### Written instruction
Count each line in which the word "ASIENTO" appears. Reply with the total and nothing more.

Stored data
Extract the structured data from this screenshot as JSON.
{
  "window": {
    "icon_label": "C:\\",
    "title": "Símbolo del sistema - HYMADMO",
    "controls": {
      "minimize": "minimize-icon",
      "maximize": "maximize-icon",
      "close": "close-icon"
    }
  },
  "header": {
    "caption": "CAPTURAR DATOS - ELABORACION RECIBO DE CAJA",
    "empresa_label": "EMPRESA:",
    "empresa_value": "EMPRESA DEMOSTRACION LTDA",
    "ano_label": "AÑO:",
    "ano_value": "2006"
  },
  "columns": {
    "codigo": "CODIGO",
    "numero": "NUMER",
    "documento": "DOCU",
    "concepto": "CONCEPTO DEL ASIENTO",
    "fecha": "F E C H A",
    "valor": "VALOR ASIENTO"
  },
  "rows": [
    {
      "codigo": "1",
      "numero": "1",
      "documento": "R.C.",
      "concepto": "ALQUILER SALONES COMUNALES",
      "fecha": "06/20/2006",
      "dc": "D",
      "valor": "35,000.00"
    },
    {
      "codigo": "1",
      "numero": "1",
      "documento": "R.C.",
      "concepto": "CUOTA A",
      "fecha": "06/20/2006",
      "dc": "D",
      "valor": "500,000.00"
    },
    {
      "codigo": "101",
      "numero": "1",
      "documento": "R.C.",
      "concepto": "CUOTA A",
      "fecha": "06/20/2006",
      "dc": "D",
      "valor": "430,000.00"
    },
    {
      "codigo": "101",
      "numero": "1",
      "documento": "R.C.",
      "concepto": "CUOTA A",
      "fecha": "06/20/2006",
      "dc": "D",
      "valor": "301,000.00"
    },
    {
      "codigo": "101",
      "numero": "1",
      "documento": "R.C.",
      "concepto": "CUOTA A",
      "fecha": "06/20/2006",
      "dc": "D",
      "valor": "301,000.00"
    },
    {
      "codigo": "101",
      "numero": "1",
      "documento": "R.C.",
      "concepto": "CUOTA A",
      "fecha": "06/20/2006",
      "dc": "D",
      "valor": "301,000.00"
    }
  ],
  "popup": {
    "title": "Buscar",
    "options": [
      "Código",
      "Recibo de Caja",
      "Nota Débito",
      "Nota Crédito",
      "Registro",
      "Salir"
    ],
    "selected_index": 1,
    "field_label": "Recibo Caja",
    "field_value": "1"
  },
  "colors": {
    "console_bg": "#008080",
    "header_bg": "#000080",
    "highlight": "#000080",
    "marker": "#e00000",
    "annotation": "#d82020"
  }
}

### Response to the exercise
2